* **What you will do**
Write out the listing below exactly, and omit any images you find in it.

— Begin Records for the exercise —

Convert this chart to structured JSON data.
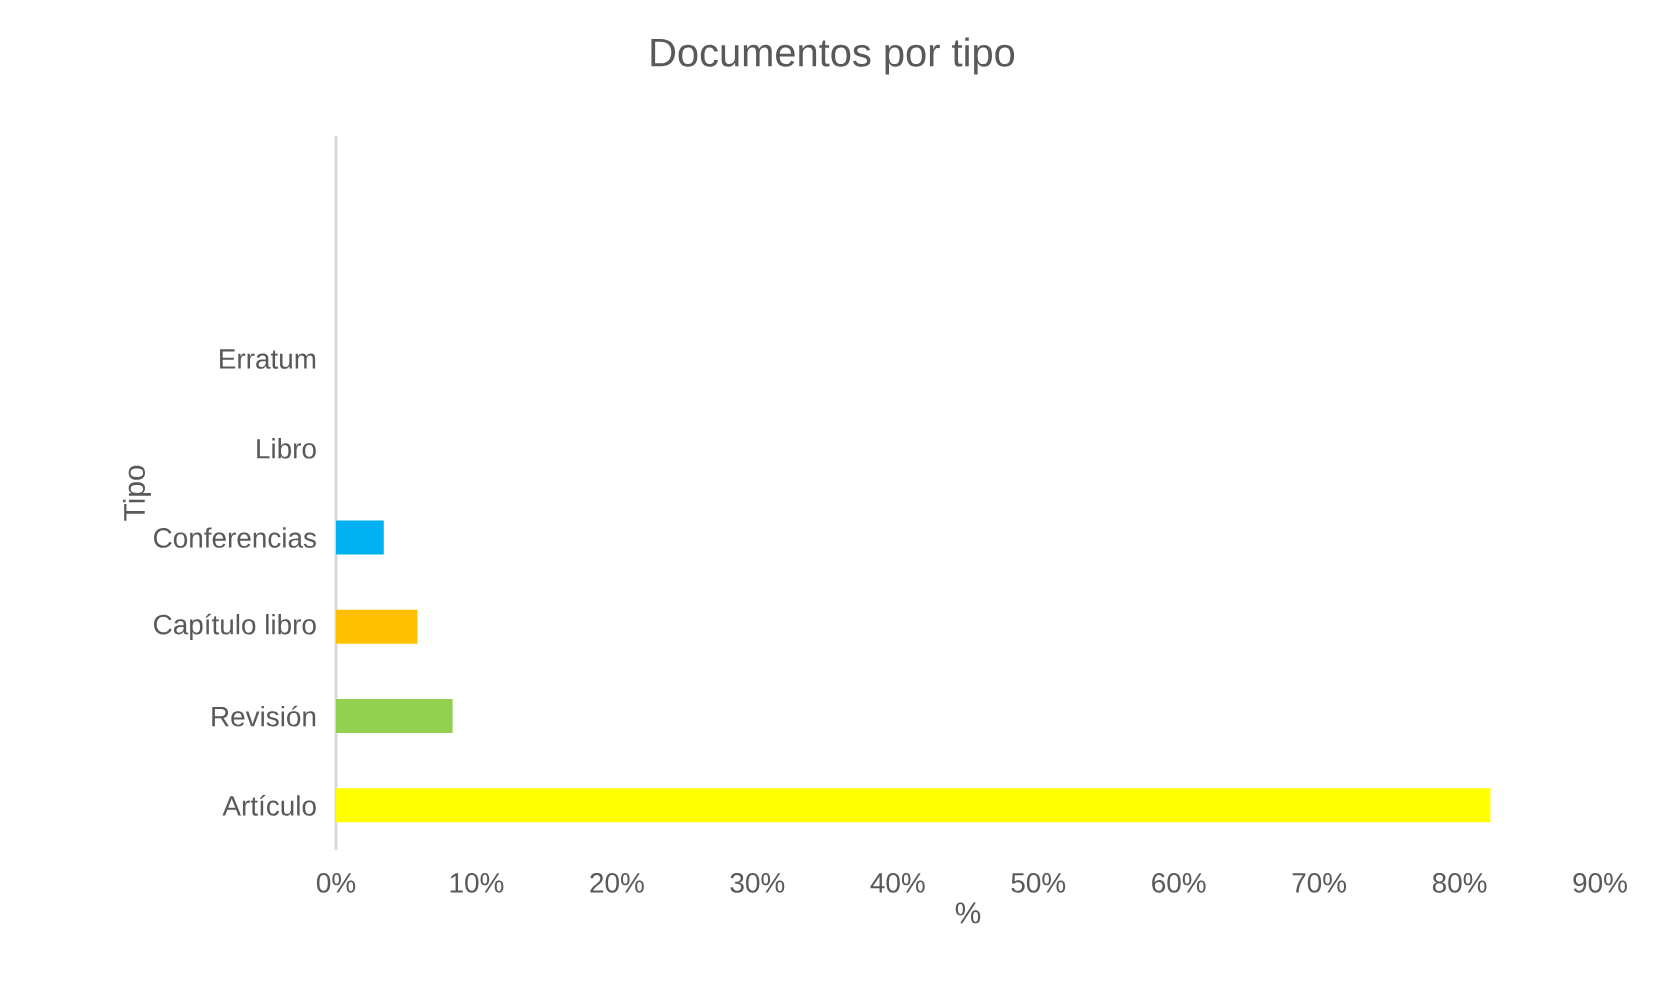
{
  "chart_data": {
    "type": "bar",
    "orientation": "horizontal",
    "title": "Documentos por tipo",
    "xlabel": "%",
    "ylabel": "Tipo",
    "categories": [
      null,
      null,
      "Erratum",
      "Libro",
      "Conferencias",
      "Capítulo libro",
      "Revisión",
      "Artículo"
    ],
    "values": [
      null,
      null,
      0,
      0,
      3.4,
      5.8,
      8.3,
      82.2
    ],
    "colors": [
      "#4472c4",
      "#ed7d31",
      "#a5a5a5",
      "#5b9bd5",
      "#00b0f0",
      "#ffc000",
      "#92d050",
      "#ffff00"
    ],
    "xlim": [
      0,
      90
    ],
    "xticks": [
      {
        "value": 0,
        "label": "0%"
      },
      {
        "value": 10,
        "label": "10%"
      },
      {
        "value": 20,
        "label": "20%"
      },
      {
        "value": 30,
        "label": "30%"
      },
      {
        "value": 40,
        "label": "40%"
      },
      {
        "value": 50,
        "label": "50%"
      },
      {
        "value": 60,
        "label": "60%"
      },
      {
        "value": 70,
        "label": "70%"
      },
      {
        "value": 80,
        "label": "80%"
      },
      {
        "value": 90,
        "label": "90%"
      }
    ],
    "grid": false
  }
}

— End Records for the exercise —

* **Solution to the problem**
Convert this chart to structured JSON data.
{
  "chart_data": {
    "type": "bar",
    "orientation": "horizontal",
    "title": "Documentos por tipo",
    "xlabel": "%",
    "ylabel": "Tipo",
    "categories": [
      null,
      null,
      "Erratum",
      "Libro",
      "Conferencias",
      "Capítulo libro",
      "Revisión",
      "Artículo"
    ],
    "values": [
      null,
      null,
      0,
      0,
      3.4,
      5.8,
      8.3,
      82.2
    ],
    "colors": [
      "#4472c4",
      "#ed7d31",
      "#a5a5a5",
      "#5b9bd5",
      "#00b0f0",
      "#ffc000",
      "#92d050",
      "#ffff00"
    ],
    "xlim": [
      0,
      90
    ],
    "xticks": [
      {
        "value": 0,
        "label": "0%"
      },
      {
        "value": 10,
        "label": "10%"
      },
      {
        "value": 20,
        "label": "20%"
      },
      {
        "value": 30,
        "label": "30%"
      },
      {
        "value": 40,
        "label": "40%"
      },
      {
        "value": 50,
        "label": "50%"
      },
      {
        "value": 60,
        "label": "60%"
      },
      {
        "value": 70,
        "label": "70%"
      },
      {
        "value": 80,
        "label": "80%"
      },
      {
        "value": 90,
        "label": "90%"
      }
    ],
    "grid": false
  }
}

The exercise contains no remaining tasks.